§ **Description of the task**:
Find every line in the records that holds the string "Mølnarodden". Copy each one.

(Stored entries)
[start]

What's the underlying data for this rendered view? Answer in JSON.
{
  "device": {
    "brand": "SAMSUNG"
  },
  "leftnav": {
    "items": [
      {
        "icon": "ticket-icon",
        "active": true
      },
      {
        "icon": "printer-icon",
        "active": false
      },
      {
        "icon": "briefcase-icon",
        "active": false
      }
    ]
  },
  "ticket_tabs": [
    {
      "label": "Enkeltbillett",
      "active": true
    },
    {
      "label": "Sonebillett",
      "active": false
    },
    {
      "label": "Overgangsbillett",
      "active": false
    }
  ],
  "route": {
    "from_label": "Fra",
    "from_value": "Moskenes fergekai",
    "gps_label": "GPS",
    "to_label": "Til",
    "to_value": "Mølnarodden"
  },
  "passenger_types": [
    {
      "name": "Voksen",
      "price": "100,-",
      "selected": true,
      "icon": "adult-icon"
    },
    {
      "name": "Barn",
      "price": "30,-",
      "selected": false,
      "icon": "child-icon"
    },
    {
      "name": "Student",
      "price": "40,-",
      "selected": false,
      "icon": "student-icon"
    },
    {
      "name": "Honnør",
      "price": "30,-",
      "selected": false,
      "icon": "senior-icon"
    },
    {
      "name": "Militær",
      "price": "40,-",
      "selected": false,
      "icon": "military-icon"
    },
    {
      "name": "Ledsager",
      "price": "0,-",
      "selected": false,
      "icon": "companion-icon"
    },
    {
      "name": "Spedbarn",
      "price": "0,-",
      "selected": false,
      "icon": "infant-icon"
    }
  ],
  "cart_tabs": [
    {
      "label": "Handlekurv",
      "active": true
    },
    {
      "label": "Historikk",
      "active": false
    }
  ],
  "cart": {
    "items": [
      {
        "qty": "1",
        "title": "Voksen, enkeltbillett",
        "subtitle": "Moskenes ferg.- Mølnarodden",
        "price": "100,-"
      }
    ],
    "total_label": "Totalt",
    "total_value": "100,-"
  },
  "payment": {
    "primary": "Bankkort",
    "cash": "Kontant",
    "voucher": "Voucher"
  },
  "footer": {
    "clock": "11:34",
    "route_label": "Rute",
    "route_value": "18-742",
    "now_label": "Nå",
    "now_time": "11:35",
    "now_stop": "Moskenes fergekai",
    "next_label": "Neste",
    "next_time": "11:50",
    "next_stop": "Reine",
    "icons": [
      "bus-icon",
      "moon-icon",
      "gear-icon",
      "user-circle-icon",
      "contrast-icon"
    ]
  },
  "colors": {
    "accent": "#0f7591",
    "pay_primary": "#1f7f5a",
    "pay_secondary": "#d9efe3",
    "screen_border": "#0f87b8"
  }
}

[end]

§ **Reply to the task**:
    "to_value": "Mølnarodden"
        "subtitle": "Moskenes ferg.- Mølnarodden",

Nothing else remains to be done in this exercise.